## BEGIN GIVEN DATA

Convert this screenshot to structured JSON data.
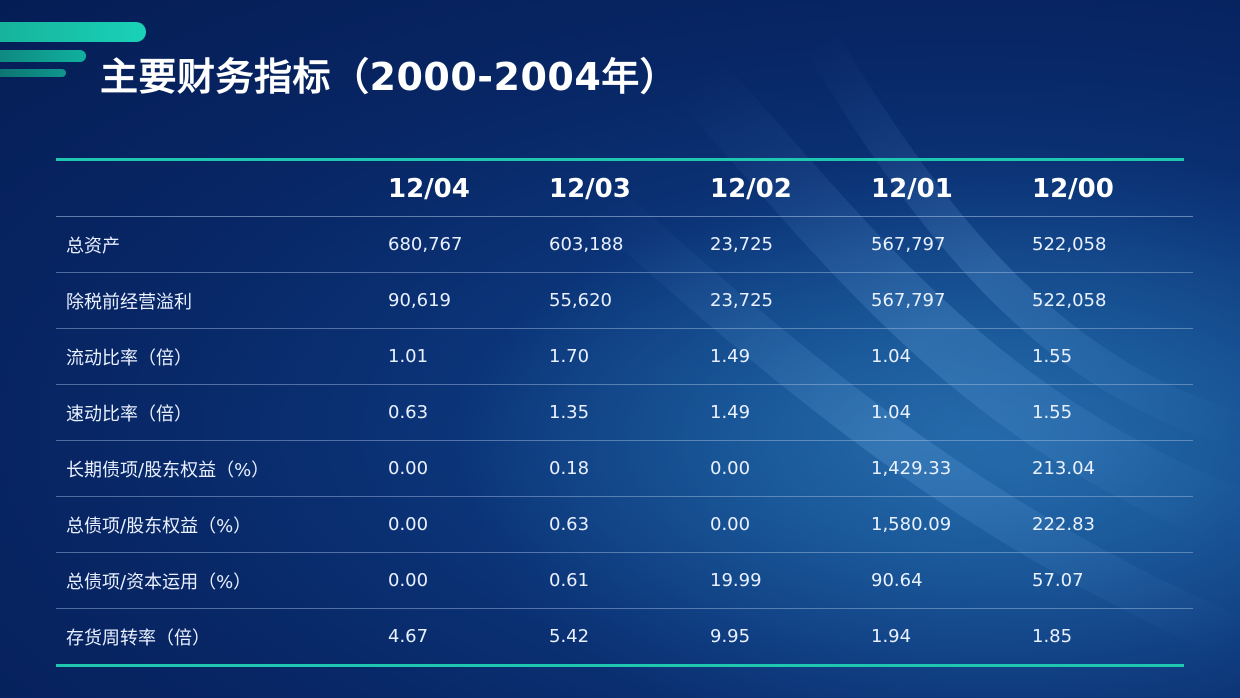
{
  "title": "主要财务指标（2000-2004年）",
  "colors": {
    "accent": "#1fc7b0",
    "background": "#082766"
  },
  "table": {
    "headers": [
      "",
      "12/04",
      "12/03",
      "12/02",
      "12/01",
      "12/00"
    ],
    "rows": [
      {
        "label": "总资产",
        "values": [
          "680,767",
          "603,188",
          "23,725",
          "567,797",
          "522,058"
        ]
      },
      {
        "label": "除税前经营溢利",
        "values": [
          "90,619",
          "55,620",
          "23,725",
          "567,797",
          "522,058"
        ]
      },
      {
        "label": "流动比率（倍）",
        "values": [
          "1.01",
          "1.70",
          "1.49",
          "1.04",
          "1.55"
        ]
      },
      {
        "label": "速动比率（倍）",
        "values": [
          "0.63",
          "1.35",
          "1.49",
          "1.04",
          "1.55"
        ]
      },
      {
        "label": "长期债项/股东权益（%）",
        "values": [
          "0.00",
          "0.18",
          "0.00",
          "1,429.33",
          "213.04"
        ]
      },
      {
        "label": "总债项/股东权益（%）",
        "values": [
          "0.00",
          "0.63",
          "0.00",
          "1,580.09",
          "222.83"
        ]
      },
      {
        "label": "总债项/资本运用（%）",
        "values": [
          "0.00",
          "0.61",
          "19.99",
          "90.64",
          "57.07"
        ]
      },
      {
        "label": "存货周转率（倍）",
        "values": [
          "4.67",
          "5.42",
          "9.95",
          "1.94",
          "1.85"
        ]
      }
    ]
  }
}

## END GIVEN DATA

• [TASK]: Only a number is wanted: how many lines of the material above hold "label"?

• [CORRECT RESPONSE]: 8